**Task to carry out**
For each line below that includes the string "uppför", show the whole line.

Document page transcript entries
*** Block opens ***
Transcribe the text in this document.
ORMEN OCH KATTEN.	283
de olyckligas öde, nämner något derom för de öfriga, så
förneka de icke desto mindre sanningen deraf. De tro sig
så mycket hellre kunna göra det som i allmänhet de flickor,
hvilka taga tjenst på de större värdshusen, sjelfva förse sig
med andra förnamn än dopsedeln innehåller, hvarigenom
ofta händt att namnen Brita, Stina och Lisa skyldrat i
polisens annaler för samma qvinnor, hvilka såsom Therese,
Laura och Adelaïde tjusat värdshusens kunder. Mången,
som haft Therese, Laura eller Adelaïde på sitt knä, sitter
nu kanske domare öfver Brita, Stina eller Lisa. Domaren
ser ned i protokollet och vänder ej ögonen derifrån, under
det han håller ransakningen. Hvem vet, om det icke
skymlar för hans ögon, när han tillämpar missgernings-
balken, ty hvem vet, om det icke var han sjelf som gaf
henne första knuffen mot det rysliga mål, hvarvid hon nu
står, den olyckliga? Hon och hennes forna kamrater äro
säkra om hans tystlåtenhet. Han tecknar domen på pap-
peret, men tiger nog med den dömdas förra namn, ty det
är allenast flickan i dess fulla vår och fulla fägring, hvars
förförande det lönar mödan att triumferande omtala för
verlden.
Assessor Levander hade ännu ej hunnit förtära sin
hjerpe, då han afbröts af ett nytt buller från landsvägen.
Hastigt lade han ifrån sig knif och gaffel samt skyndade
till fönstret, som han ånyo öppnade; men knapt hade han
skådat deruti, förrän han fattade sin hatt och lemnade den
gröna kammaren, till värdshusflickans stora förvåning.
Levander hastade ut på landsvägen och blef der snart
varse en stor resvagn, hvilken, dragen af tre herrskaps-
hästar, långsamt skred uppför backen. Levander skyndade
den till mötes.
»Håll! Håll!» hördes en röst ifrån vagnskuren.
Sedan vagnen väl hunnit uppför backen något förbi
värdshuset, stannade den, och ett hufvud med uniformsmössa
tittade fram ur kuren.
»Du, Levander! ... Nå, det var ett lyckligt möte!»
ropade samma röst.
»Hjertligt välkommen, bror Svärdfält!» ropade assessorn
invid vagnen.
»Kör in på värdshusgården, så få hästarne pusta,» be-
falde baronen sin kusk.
*** Block closes ***
**Answer for the task**
hästar, långsamt skred uppför backen. Levander skyndade
Sedan vagnen väl hunnit uppför backen något förbi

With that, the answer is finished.